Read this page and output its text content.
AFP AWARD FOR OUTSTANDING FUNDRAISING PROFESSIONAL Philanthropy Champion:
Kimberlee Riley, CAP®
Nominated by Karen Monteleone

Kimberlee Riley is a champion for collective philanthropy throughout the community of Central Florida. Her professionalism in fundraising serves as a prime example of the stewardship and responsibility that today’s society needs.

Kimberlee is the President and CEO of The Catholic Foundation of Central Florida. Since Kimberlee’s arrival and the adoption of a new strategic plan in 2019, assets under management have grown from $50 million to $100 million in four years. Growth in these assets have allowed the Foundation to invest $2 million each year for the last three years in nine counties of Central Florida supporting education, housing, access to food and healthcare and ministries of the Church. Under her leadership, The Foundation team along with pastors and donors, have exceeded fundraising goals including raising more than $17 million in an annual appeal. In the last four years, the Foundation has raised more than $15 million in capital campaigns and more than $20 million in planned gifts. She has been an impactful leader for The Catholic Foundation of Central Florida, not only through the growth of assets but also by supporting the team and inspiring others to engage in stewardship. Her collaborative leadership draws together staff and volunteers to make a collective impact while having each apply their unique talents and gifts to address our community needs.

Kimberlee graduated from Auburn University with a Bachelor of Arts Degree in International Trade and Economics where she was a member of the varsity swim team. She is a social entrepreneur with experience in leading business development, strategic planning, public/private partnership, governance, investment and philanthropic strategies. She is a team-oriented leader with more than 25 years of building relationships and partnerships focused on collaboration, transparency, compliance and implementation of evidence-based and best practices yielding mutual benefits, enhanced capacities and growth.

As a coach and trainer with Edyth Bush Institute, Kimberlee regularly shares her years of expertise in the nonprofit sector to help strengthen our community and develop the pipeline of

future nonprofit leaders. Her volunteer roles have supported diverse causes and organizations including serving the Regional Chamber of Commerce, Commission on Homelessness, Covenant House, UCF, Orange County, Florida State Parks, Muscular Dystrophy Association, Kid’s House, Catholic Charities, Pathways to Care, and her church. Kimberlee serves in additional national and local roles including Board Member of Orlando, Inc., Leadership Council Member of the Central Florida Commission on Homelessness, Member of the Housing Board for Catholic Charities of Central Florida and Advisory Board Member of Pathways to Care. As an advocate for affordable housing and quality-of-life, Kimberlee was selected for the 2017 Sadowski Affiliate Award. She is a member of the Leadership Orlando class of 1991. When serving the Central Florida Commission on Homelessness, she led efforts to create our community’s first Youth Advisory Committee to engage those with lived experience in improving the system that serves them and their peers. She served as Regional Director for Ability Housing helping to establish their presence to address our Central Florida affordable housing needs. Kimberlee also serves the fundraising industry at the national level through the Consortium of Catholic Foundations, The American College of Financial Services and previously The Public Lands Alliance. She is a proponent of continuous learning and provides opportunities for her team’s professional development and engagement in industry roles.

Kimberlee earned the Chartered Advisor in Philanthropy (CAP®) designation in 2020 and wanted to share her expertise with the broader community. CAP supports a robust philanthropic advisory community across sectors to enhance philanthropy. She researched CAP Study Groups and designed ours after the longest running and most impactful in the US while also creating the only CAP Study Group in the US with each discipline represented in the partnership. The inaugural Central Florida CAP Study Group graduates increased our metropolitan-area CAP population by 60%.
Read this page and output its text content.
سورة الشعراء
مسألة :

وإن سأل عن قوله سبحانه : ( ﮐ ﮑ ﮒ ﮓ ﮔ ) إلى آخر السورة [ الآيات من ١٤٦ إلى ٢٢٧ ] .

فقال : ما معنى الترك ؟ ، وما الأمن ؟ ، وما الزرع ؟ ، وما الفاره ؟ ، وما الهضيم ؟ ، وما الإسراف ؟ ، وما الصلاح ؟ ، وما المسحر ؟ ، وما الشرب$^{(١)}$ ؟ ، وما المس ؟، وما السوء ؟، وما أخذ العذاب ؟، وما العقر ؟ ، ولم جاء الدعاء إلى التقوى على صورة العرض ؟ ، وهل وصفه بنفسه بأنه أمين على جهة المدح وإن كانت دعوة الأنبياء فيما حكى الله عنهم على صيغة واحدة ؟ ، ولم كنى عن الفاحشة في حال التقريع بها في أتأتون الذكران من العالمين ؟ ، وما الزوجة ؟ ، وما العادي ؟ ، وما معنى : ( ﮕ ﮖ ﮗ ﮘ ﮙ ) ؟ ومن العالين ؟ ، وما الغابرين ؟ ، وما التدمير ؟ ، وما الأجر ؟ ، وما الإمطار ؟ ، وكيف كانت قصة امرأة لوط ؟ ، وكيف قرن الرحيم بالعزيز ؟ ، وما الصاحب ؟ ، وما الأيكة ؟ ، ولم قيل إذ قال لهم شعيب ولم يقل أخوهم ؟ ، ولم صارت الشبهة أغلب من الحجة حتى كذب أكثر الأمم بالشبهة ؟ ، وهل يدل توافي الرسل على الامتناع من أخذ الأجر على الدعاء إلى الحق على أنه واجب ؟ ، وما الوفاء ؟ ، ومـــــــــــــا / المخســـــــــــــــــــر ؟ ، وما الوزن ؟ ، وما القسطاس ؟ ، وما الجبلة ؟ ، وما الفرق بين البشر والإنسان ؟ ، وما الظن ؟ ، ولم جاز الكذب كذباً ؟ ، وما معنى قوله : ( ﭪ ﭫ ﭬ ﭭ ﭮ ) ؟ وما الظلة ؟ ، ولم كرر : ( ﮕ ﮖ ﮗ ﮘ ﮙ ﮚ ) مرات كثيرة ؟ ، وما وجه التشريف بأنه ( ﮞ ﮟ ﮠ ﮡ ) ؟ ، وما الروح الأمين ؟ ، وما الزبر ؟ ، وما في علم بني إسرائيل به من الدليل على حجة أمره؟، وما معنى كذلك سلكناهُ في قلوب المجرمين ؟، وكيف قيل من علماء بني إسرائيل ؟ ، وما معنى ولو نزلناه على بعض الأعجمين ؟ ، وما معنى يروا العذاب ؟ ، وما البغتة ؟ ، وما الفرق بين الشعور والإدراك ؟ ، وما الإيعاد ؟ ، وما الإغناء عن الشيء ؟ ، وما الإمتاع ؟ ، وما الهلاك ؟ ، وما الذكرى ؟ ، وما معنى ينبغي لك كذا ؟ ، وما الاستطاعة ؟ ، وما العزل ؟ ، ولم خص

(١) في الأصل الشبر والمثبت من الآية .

> **Job**: Please set down all the data word for word.

> **Worked answer**:
Read this page and output its text content.
AFP AWARD FOR OUTSTANDING FUNDRAISING PROFESSIONAL Philanthropy Champion:
Kimberlee Riley, CAP®
Nominated by Karen Monteleone

Kimberlee Riley is a champion for collective philanthropy throughout the community of Central Florida. Her professionalism in fundraising serves as a prime example of the stewardship and responsibility that today’s society needs.

Kimberlee is the President and CEO of The Catholic Foundation of Central Florida. Since Kimberlee’s arrival and the adoption of a new strategic plan in 2019, assets under management have grown from $50 million to $100 million in four years. Growth in these assets have allowed the Foundation to invest $2 million each year for the last three years in nine counties of Central Florida supporting education, housing, access to food and healthcare and ministries of the Church. Under her leadership, The Foundation team along with pastors and donors, have exceeded fundraising goals including raising more than $17 million in an annual appeal. In the last four years, the Foundation has raised more than $15 million in capital campaigns and more than $20 million in planned gifts. She has been an impactful leader for The Catholic Foundation of Central Florida, not only through the growth of assets but also by supporting the team and inspiring others to engage in stewardship. Her collaborative leadership draws together staff and volunteers to make a collective impact while having each apply their unique talents and gifts to address our community needs.

Kimberlee graduated from Auburn University with a Bachelor of Arts Degree in International Trade and Economics where she was a member of the varsity swim team. She is a social entrepreneur with experience in leading business development, strategic planning, public/private partnership, governance, investment and philanthropic strategies. She is a team-oriented leader with more than 25 years of building relationships and partnerships focused on collaboration, transparency, compliance and implementation of evidence-based and best practices yielding mutual benefits, enhanced capacities and growth.

As a coach and trainer with Edyth Bush Institute, Kimberlee regularly shares her years of expertise in the nonprofit sector to help strengthen our community and develop the pipeline of

future nonprofit leaders. Her volunteer roles have supported diverse causes and organizations including serving the Regional Chamber of Commerce, Commission on Homelessness, Covenant House, UCF, Orange County, Florida State Parks, Muscular Dystrophy Association, Kid’s House, Catholic Charities, Pathways to Care, and her church. Kimberlee serves in additional national and local roles including Board Member of Orlando, Inc., Leadership Council Member of the Central Florida Commission on Homelessness, Member of the Housing Board for Catholic Charities of Central Florida and Advisory Board Member of Pathways to Care. As an advocate for affordable housing and quality-of-life, Kimberlee was selected for the 2017 Sadowski Affiliate Award. She is a member of the Leadership Orlando class of 1991. When serving the Central Florida Commission on Homelessness, she led efforts to create our community’s first Youth Advisory Committee to engage those with lived experience in improving the system that serves them and their peers. She served as Regional Director for Ability Housing helping to establish their presence to address our Central Florida affordable housing needs. Kimberlee also serves the fundraising industry at the national level through the Consortium of Catholic Foundations, The American College of Financial Services and previously The Public Lands Alliance. She is a proponent of continuous learning and provides opportunities for her team’s professional development and engagement in industry roles.

Kimberlee earned the Chartered Advisor in Philanthropy (CAP®) designation in 2020 and wanted to share her expertise with the broader community. CAP supports a robust philanthropic advisory community across sectors to enhance philanthropy. She researched CAP Study Groups and designed ours after the longest running and most impactful in the US while also creating the only CAP Study Group in the US with each discipline represented in the partnership. The inaugural Central Florida CAP Study Group graduates increased our metropolitan-area CAP population by 60%.
Read this page and output its text content.
سورة الشعراء
مسألة :

وإن سأل عن قوله سبحانه : ( ﮐ ﮑ ﮒ ﮓ ﮔ ) إلى آخر السورة [ الآيات من ١٤٦ إلى ٢٢٧ ] .

فقال : ما معنى الترك ؟ ، وما الأمن ؟ ، وما الزرع ؟ ، وما الفاره ؟ ، وما الهضيم ؟ ، وما الإسراف ؟ ، وما الصلاح ؟ ، وما المسحر ؟ ، وما الشرب$^{(١)}$ ؟ ، وما المس ؟، وما السوء ؟، وما أخذ العذاب ؟، وما العقر ؟ ، ولم جاء الدعاء إلى التقوى على صورة العرض ؟ ، وهل وصفه بنفسه بأنه أمين على جهة المدح وإن كانت دعوة الأنبياء فيما حكى الله عنهم على صيغة واحدة ؟ ، ولم كنى عن الفاحشة في حال التقريع بها في أتأتون الذكران من العالمين ؟ ، وما الزوجة ؟ ، وما العادي ؟ ، وما معنى : ( ﮕ ﮖ ﮗ ﮘ ﮙ ) ؟ ومن العالين ؟ ، وما الغابرين ؟ ، وما التدمير ؟ ، وما الأجر ؟ ، وما الإمطار ؟ ، وكيف كانت قصة امرأة لوط ؟ ، وكيف قرن الرحيم بالعزيز ؟ ، وما الصاحب ؟ ، وما الأيكة ؟ ، ولم قيل إذ قال لهم شعيب ولم يقل أخوهم ؟ ، ولم صارت الشبهة أغلب من الحجة حتى كذب أكثر الأمم بالشبهة ؟ ، وهل يدل توافي الرسل على الامتناع من أخذ الأجر على الدعاء إلى الحق على أنه واجب ؟ ، وما الوفاء ؟ ، ومـــــــــــــا / المخســـــــــــــــــــر ؟ ، وما الوزن ؟ ، وما القسطاس ؟ ، وما الجبلة ؟ ، وما الفرق بين البشر والإنسان ؟ ، وما الظن ؟ ، ولم جاز الكذب كذباً ؟ ، وما معنى قوله : ( ﭪ ﭫ ﭬ ﭭ ﭮ ) ؟ وما الظلة ؟ ، ولم كرر : ( ﮕ ﮖ ﮗ ﮘ ﮙ ﮚ ) مرات كثيرة ؟ ، وما وجه التشريف بأنه ( ﮞ ﮟ ﮠ ﮡ ) ؟ ، وما الروح الأمين ؟ ، وما الزبر ؟ ، وما في علم بني إسرائيل به من الدليل على حجة أمره؟، وما معنى كذلك سلكناهُ في قلوب المجرمين ؟، وكيف قيل من علماء بني إسرائيل ؟ ، وما معنى ولو نزلناه على بعض الأعجمين ؟ ، وما معنى يروا العذاب ؟ ، وما البغتة ؟ ، وما الفرق بين الشعور والإدراك ؟ ، وما الإيعاد ؟ ، وما الإغناء عن الشيء ؟ ، وما الإمتاع ؟ ، وما الهلاك ؟ ، وما الذكرى ؟ ، وما معنى ينبغي لك كذا ؟ ، وما الاستطاعة ؟ ، وما العزل ؟ ، ولم خص

(١) في الأصل الشبر والمثبت من الآية .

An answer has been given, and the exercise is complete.